— Begin EXCERPTED RECORDS —

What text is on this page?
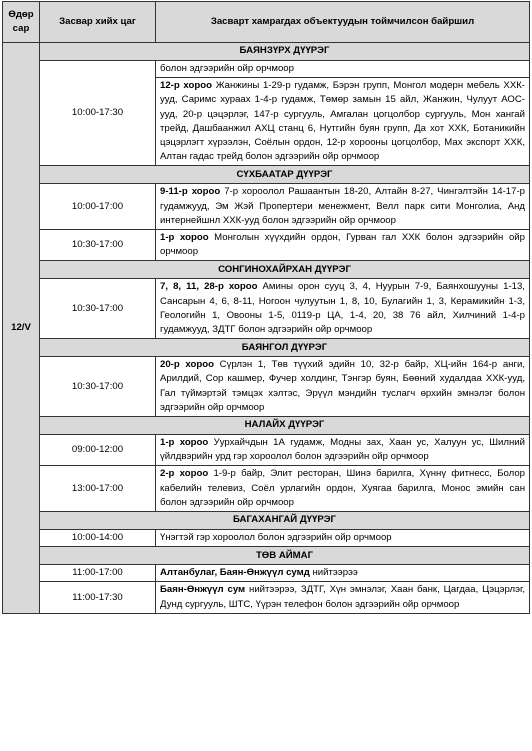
Өдөр сар	Засвар хийх цаг	Засварт хамрагдах объектуудын тоймчилсон байршил
12/V	БАЯНЗҮРХ ДҮҮРЭГ	
	10:00-17:30	болон эдгээрийн ойр орчмоор
		12-р хороо Жанжины 1-29-р гудамж, Бэрэн групп, Монгол модерн мебель ХХК-ууд, Саримс хураах 1-4-р гудамж, Төмөр замын 15 айл, Жанжин, Чулуут АОС-ууд, 20-р цэцэрлэг, 147-р сургууль, Амгалан цогцолбор сургууль, Мон хангай трейд, Дашбаанжил АХЦ станц 6, Нутгийн буян групп, Да хот ХХК, Ботаникийн цэцэрлэгт хүрээлэн, Соёлын ордон, 12-р хорооны цогцолбор, Мах экспорт ХХК, Алтан гадас трейд болон эдгээрийн ойр орчмоор
	СҮХБААТАР ДҮҮРЭГ	
	10:00-17:00	9-11-р хороо 7-р хороолол Рашаантын 18-20, Алтайн 8-27, Чингэлтэйн 14-17-р гудамжууд, Эм Жэй Пропертери менежмент, Велл парк сити Монголиа, Анд интернейшнл ХХК-ууд болон эдгээрийн ойр орчмоор
	10:30-17:00	1-р хороо Монголын хүүхдийн ордон, Гурван гал ХХК болон эдгээрийн ойр орчмоор
	СОНГИНОХАЙРХАН ДҮҮРЭГ	
	10:30-17:00	7, 8, 11, 28-р хороо Амины орон сууц 3, 4, Нуурын 7-9, Баянхошууны 1-13, Сансарын 4, 6, 8-11, Ногоон чулуутын 1, 8, 10, Булагийн 1, 3, Керамикийн 1-3, Геологийн 1, Овооны 1-5, 0119-р ЦА, 1-4, 20, 38 76 айл, Хилчиний 1-4-р гудамжууд, ЗДТГ болон эдгээрийн ойр орчмоор
	БАЯНГОЛ ДҮҮРЭГ	
	10:30-17:00	20-р хороо Сүрлэн 1, Төв түүхий эдийн 10, 32-р байр, ХЦ-ийн 164-р анги, Арилдий, Сор кашмер, Фучер холдинг, Тэнгэр буян, Бөөний худалдаа ХХК-ууд, Гал түймэртэй тэмцэх хэлтэс, Эрүүл мэндийн туслагч өрхийн эмнэлэг болон эдгээрийн ойр орчмоор
	НАЛАЙХ ДҮҮРЭГ	
	09:00-12:00	1-р хороо Уурхайчдын 1А гудамж, Модны зах, Хаан ус, Халуун ус, Шилний үйлдвэрийн урд гэр хороолол болон эдгээрийн ойр орчмоор
	13:00-17:00	2-р хороо 1-9-р байр, Элит ресторан, Шинэ барилга, Хүннү фитнесс, Болор кабелийн телевиз, Соёл урлагийн ордон, Хуягаа барилга, Монос эмийн сан болон эдгээрийн ойр орчмоор
	БАГАХАНГАЙ ДҮҮРЭГ	
	10:00-14:00	Үнэгтэй гэр хороолол болон эдгээрийн ойр орчмоор
	ТӨВ АЙМАГ	
	11:00-17:00	Алтанбулаг, Баян-Өнжүүл сумд нийтээрээ
	11:00-17:30	Баян-Өнжүүл сум нийтээрээ, ЗДТГ, Хүн эмнэлэг, Хаан банк, Цагдаа, Цэцэрлэг, Дунд сургууль, ШТС, Үүрэн телефон болон эдгээрийн ойр орчмоор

— End EXCERPTED RECORDS —

*GIVEN EXERCISE:* Retype the entries word for word. Omit any images.

*FULL SOLUTION:*
What text is on this page?
Өдөр сар	Засвар хийх цаг	Засварт хамрагдах объектуудын тоймчилсон байршил
12/V	БАЯНЗҮРХ ДҮҮРЭГ	
	10:00-17:30	болон эдгээрийн ойр орчмоор
		12-р хороо Жанжины 1-29-р гудамж, Бэрэн групп, Монгол модерн мебель ХХК-ууд, Саримс хураах 1-4-р гудамж, Төмөр замын 15 айл, Жанжин, Чулуут АОС-ууд, 20-р цэцэрлэг, 147-р сургууль, Амгалан цогцолбор сургууль, Мон хангай трейд, Дашбаанжил АХЦ станц 6, Нутгийн буян групп, Да хот ХХК, Ботаникийн цэцэрлэгт хүрээлэн, Соёлын ордон, 12-р хорооны цогцолбор, Мах экспорт ХХК, Алтан гадас трейд болон эдгээрийн ойр орчмоор
	СҮХБААТАР ДҮҮРЭГ	
	10:00-17:00	9-11-р хороо 7-р хороолол Рашаантын 18-20, Алтайн 8-27, Чингэлтэйн 14-17-р гудамжууд, Эм Жэй Пропертери менежмент, Велл парк сити Монголиа, Анд интернейшнл ХХК-ууд болон эдгээрийн ойр орчмоор
	10:30-17:00	1-р хороо Монголын хүүхдийн ордон, Гурван гал ХХК болон эдгээрийн ойр орчмоор
	СОНГИНОХАЙРХАН ДҮҮРЭГ	
	10:30-17:00	7, 8, 11, 28-р хороо Амины орон сууц 3, 4, Нуурын 7-9, Баянхошууны 1-13, Сансарын 4, 6, 8-11, Ногоон чулуутын 1, 8, 10, Булагийн 1, 3, Керамикийн 1-3, Геологийн 1, Овооны 1-5, 0119-р ЦА, 1-4, 20, 38 76 айл, Хилчиний 1-4-р гудамжууд, ЗДТГ болон эдгээрийн ойр орчмоор
	БАЯНГОЛ ДҮҮРЭГ	
	10:30-17:00	20-р хороо Сүрлэн 1, Төв түүхий эдийн 10, 32-р байр, ХЦ-ийн 164-р анги, Арилдий, Сор кашмер, Фучер холдинг, Тэнгэр буян, Бөөний худалдаа ХХК-ууд, Гал түймэртэй тэмцэх хэлтэс, Эрүүл мэндийн туслагч өрхийн эмнэлэг болон эдгээрийн ойр орчмоор
	НАЛАЙХ ДҮҮРЭГ	
	09:00-12:00	1-р хороо Уурхайчдын 1А гудамж, Модны зах, Хаан ус, Халуун ус, Шилний үйлдвэрийн урд гэр хороолол болон эдгээрийн ойр орчмоор
	13:00-17:00	2-р хороо 1-9-р байр, Элит ресторан, Шинэ барилга, Хүннү фитнесс, Болор кабелийн телевиз, Соёл урлагийн ордон, Хуягаа барилга, Монос эмийн сан болон эдгээрийн ойр орчмоор
	БАГАХАНГАЙ ДҮҮРЭГ	
	10:00-14:00	Үнэгтэй гэр хороолол болон эдгээрийн ойр орчмоор
	ТӨВ АЙМАГ	
	11:00-17:00	Алтанбулаг, Баян-Өнжүүл сумд нийтээрээ
	11:00-17:30	Баян-Өнжүүл сум нийтээрээ, ЗДТГ, Хүн эмнэлэг, Хаан банк, Цагдаа, Цэцэрлэг, Дунд сургууль, ШТС, Үүрэн телефон болон эдгээрийн ойр орчмоор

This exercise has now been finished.